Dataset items
=======

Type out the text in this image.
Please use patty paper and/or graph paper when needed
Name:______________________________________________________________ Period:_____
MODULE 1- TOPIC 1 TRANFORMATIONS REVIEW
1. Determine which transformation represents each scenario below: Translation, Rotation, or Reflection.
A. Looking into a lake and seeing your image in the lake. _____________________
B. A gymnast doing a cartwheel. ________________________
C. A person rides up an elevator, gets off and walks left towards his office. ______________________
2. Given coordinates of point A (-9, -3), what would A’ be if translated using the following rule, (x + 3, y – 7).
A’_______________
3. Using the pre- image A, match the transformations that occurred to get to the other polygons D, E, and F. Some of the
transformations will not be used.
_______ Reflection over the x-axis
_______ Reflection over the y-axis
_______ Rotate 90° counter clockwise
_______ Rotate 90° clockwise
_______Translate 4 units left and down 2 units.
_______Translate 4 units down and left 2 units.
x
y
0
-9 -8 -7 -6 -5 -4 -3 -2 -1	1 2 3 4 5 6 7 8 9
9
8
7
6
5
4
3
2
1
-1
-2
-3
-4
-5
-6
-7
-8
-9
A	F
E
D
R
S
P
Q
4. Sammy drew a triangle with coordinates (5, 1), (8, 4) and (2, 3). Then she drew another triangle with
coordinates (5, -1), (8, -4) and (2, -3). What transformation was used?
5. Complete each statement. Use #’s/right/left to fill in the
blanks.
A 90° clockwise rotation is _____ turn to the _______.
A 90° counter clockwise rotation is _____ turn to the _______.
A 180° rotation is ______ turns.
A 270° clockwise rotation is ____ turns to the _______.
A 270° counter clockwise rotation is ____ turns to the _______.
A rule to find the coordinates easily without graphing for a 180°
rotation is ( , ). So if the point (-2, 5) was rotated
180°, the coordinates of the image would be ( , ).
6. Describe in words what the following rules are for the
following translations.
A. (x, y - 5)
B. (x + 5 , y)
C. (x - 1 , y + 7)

=======

■ Challenge ■
Tally every line of the data that holds the word "axis" and write the count alone.

■ Task response ■
2